● **CONSIGNE**: Dans le passage cité ci-dessous sur l'épître à Philémon, quels sont tous les sigles de la ligne placée juste avant le verset 11 ?

━━━━━ PASSAGE CITÉ ━━━━━

La Bible en ses Traditions

Philémon 1,11–13

Byz V S TR Nes

11 qui t’était jadis inutile

et qui est maintenant à toi comme à moi, bien utile,

Byz V TR
S
Nes

12 Vet que je te renvoie.

Mais toi reçois-le comme mes propres entrailles.

12 Je te l'ai renvoyé

et toi reçois-le comme ma propre progéniture.

12 et que je te renvoie.

ll est mes propres entrailles.

Byz V S TR Nes

13 Je voulais le retenir auprès de moi

pour qu’il me serve à ta place dans les chaînes de l’Évangile.

Propositions de lecture

1–25 Supplique d'un apôtre devenu pater familias

Structure

Adresse (v.1-3)

À son accoutumée, Paul profite de l’adresse pour transmettre une bénédiction aux destinataires de l’épître : Genres littéraires Phm 1,1ss.

Action de grâces (v.4-7)

L’épître est l’occasion de féliciter Philémon de sa foi et de sa charité, qui provoquent joie et consolation à l’Apôtre : Genres littéraires Phm 1,4–7. Elle est mobilisée au service de l'argumentation de Paul : il rappelle que la communion dans la foi ne peut rester une simple adhésion intellectuelle mais doit s’épanouir dans une réflexion éthique (la connaissance du bien qui est en nous pour le Christ) et de véritables actions (la charité qui produit le réconfort).

━━━━━ INFORMATIONS AFFICHÉES ━━━━━

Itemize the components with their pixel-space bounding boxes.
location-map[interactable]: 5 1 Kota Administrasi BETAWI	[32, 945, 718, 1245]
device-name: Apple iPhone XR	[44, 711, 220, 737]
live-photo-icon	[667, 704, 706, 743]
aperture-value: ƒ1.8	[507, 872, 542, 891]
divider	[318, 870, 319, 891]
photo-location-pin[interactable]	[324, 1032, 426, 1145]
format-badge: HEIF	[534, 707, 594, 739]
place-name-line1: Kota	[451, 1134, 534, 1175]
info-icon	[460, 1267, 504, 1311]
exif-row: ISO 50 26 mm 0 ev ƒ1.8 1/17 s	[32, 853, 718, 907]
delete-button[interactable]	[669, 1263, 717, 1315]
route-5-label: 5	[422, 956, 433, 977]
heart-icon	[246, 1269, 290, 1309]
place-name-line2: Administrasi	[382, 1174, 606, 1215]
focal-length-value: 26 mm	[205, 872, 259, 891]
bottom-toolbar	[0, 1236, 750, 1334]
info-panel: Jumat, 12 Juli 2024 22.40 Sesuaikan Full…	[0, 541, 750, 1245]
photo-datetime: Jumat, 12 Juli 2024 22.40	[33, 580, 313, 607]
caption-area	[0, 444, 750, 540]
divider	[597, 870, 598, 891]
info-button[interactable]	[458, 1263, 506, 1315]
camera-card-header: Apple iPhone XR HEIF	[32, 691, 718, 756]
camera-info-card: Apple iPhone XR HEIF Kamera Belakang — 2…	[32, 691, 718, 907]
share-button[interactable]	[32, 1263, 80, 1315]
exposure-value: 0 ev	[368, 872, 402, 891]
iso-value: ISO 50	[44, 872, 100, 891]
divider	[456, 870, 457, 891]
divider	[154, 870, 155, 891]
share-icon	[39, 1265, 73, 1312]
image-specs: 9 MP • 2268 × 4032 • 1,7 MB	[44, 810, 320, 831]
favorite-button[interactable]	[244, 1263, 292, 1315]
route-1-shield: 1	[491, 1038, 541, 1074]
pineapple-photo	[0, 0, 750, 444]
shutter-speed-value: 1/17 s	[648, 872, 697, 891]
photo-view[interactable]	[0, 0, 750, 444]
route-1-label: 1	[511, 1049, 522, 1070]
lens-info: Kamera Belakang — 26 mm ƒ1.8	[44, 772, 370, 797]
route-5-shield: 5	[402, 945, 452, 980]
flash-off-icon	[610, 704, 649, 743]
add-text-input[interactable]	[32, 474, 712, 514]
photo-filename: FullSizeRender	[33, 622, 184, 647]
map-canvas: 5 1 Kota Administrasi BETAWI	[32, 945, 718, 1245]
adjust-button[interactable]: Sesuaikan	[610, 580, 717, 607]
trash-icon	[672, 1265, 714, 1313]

━━━━━
━━━━━ INFORMATIONS AFFICHÉES ━━━━━

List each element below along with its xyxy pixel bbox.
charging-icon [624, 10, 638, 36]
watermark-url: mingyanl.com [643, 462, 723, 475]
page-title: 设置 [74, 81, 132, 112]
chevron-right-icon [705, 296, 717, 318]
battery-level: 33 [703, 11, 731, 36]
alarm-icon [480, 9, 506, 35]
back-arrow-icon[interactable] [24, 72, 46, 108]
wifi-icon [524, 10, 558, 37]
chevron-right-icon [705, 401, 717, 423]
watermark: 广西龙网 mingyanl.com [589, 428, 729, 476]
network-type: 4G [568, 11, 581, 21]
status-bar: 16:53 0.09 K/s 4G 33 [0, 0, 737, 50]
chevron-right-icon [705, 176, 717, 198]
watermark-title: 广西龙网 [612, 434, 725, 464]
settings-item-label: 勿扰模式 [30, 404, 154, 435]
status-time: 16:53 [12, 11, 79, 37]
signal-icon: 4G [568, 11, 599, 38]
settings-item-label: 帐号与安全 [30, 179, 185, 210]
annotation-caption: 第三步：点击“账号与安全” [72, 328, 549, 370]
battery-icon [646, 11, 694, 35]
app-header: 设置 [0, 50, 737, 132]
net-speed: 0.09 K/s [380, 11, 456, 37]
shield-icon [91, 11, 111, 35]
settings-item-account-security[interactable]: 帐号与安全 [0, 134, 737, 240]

━━━━━
━━━━━ INFORMATIONS AFFICHÉES ━━━━━

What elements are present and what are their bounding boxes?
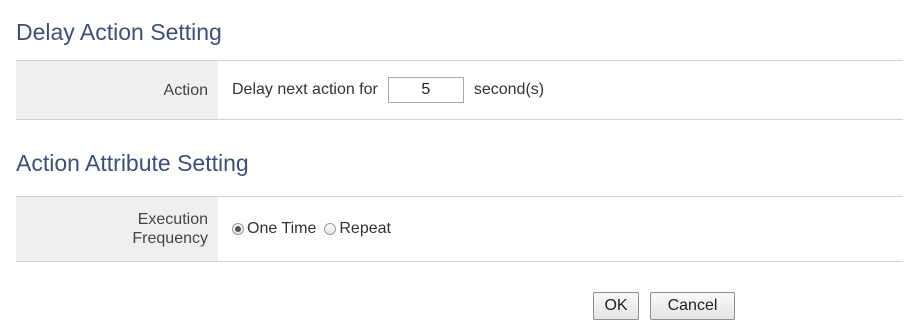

━━━━━

● **TÂCHE ACCOMPLIE**: Byz, V, S, TR et Nes.